**Dataset rows about figures:**
* start *
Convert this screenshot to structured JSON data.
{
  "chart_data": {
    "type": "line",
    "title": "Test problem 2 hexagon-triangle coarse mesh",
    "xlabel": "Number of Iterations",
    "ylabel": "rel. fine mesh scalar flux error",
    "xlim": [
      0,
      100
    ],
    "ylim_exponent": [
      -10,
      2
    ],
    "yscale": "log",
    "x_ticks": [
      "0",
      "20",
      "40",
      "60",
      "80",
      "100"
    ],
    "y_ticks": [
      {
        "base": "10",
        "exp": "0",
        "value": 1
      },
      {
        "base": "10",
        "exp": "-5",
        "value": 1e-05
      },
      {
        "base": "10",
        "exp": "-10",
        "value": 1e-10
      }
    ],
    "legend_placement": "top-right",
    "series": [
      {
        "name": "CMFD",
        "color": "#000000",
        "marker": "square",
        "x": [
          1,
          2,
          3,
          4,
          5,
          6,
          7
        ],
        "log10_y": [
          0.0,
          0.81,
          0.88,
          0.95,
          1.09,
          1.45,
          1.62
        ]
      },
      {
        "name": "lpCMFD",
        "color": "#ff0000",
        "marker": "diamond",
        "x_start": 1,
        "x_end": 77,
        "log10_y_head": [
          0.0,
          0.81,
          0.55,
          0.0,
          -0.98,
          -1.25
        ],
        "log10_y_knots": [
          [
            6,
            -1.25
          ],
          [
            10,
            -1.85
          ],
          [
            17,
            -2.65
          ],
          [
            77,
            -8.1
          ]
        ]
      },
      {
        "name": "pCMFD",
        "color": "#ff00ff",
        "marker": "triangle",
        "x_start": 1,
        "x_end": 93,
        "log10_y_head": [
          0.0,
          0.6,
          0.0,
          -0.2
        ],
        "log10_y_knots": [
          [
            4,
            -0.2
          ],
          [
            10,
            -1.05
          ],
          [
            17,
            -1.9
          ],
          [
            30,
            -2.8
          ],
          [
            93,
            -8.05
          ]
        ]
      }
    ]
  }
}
* end *
**GOAL:** Identify and copy all lines with the word "color".

**EXPECTED OUTPUT:**
        "color": "#000000",
        "color": "#ff0000",
        "color": "#ff00ff",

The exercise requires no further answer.